*Objective*.
Please edit the listing below, changing every "Parlamento" to "Congreso" and leaving everything else unchanged.

### Data shown ###

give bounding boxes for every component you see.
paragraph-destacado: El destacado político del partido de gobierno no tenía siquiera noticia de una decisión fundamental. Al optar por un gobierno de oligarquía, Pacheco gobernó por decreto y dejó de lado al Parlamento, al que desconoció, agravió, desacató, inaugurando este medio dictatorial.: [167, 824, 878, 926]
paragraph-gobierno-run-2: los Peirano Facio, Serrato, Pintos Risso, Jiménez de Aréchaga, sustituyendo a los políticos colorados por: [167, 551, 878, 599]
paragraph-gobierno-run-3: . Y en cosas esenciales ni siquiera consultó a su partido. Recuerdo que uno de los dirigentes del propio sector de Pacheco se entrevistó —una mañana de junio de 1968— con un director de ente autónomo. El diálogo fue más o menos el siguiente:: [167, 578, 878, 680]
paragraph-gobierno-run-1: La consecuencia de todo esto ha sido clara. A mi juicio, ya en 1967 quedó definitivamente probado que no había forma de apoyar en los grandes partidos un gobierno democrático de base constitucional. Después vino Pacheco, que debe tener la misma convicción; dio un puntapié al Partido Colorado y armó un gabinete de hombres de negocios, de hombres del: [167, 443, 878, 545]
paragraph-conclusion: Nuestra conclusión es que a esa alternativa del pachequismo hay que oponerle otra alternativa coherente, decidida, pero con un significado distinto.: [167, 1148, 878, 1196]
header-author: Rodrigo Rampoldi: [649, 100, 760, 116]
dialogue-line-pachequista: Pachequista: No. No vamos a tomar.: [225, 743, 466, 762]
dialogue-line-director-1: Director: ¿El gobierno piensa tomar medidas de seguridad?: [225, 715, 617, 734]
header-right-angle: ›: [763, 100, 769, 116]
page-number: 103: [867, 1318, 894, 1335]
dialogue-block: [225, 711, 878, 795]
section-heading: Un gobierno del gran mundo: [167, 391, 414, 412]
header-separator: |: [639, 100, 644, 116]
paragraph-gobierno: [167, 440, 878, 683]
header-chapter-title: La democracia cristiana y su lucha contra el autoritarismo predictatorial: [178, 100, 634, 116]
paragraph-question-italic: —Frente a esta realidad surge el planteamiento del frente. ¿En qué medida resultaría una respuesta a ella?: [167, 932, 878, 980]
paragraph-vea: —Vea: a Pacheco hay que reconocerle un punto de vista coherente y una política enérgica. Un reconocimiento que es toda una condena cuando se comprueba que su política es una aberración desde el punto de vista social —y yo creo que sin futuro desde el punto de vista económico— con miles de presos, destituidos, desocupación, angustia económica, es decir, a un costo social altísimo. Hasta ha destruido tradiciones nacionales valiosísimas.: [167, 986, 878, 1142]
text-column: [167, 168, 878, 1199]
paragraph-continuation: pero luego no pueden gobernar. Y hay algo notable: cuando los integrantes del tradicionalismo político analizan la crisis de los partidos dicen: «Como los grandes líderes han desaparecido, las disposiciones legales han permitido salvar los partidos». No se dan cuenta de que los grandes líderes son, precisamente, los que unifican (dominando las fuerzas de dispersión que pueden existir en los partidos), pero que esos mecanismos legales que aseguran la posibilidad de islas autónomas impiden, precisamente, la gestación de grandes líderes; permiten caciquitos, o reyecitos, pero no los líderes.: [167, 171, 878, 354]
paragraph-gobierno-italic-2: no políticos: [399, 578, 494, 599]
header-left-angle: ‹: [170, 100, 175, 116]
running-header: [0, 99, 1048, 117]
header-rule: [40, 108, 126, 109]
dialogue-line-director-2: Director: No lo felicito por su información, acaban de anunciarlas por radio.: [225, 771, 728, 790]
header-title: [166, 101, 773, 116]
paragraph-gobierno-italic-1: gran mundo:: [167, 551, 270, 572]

###

*Worked answer*.
give bounding boxes for every component you see.
paragraph-destacado: El destacado político del partido de gobierno no tenía siquiera noticia de una decisión fundamental. Al optar por un gobierno de oligarquía, Pacheco gobernó por decreto y dejó de lado al Congreso, al que desconoció, agravió, desacató, inaugurando este medio dictatorial.: [167, 824, 878, 926]
paragraph-gobierno-run-2: los Peirano Facio, Serrato, Pintos Risso, Jiménez de Aréchaga, sustituyendo a los políticos colorados por: [167, 551, 878, 599]
paragraph-gobierno-run-3: . Y en cosas esenciales ni siquiera consultó a su partido. Recuerdo que uno de los dirigentes del propio sector de Pacheco se entrevistó —una mañana de junio de 1968— con un director de ente autónomo. El diálogo fue más o menos el siguiente:: [167, 578, 878, 680]
paragraph-gobierno-run-1: La consecuencia de todo esto ha sido clara. A mi juicio, ya en 1967 quedó definitivamente probado que no había forma de apoyar en los grandes partidos un gobierno democrático de base constitucional. Después vino Pacheco, que debe tener la misma convicción; dio un puntapié al Partido Colorado y armó un gabinete de hombres de negocios, de hombres del: [167, 443, 878, 545]
paragraph-conclusion: Nuestra conclusión es que a esa alternativa del pachequismo hay que oponerle otra alternativa coherente, decidida, pero con un significado distinto.: [167, 1148, 878, 1196]
header-author: Rodrigo Rampoldi: [649, 100, 760, 116]
dialogue-line-pachequista: Pachequista: No. No vamos a tomar.: [225, 743, 466, 762]
dialogue-line-director-1: Director: ¿El gobierno piensa tomar medidas de seguridad?: [225, 715, 617, 734]
header-right-angle: ›: [763, 100, 769, 116]
page-number: 103: [867, 1318, 894, 1335]
dialogue-block: [225, 711, 878, 795]
section-heading: Un gobierno del gran mundo: [167, 391, 414, 412]
header-separator: |: [639, 100, 644, 116]
paragraph-gobierno: [167, 440, 878, 683]
header-chapter-title: La democracia cristiana y su lucha contra el autoritarismo predictatorial: [178, 100, 634, 116]
paragraph-question-italic: —Frente a esta realidad surge el planteamiento del frente. ¿En qué medida resultaría una respuesta a ella?: [167, 932, 878, 980]
paragraph-vea: —Vea: a Pacheco hay que reconocerle un punto de vista coherente y una política enérgica. Un reconocimiento que es toda una condena cuando se comprueba que su política es una aberración desde el punto de vista social —y yo creo que sin futuro desde el punto de vista económico— con miles de presos, destituidos, desocupación, angustia económica, es decir, a un costo social altísimo. Hasta ha destruido tradiciones nacionales valiosísimas.: [167, 986, 878, 1142]
text-column: [167, 168, 878, 1199]
paragraph-continuation: pero luego no pueden gobernar. Y hay algo notable: cuando los integrantes del tradicionalismo político analizan la crisis de los partidos dicen: «Como los grandes líderes han desaparecido, las disposiciones legales han permitido salvar los partidos». No se dan cuenta de que los grandes líderes son, precisamente, los que unifican (dominando las fuerzas de dispersión que pueden existir en los partidos), pero que esos mecanismos legales que aseguran la posibilidad de islas autónomas impiden, precisamente, la gestación de grandes líderes; permiten caciquitos, o reyecitos, pero no los líderes.: [167, 171, 878, 354]
paragraph-gobierno-italic-2: no políticos: [399, 578, 494, 599]
header-left-angle: ‹: [170, 100, 175, 116]
running-header: [0, 99, 1048, 117]
header-rule: [40, 108, 126, 109]
dialogue-line-director-2: Director: No lo felicito por su información, acaban de anunciarlas por radio.: [225, 771, 728, 790]
header-title: [166, 101, 773, 116]
paragraph-gobierno-italic-1: gran mundo:: [167, 551, 270, 572]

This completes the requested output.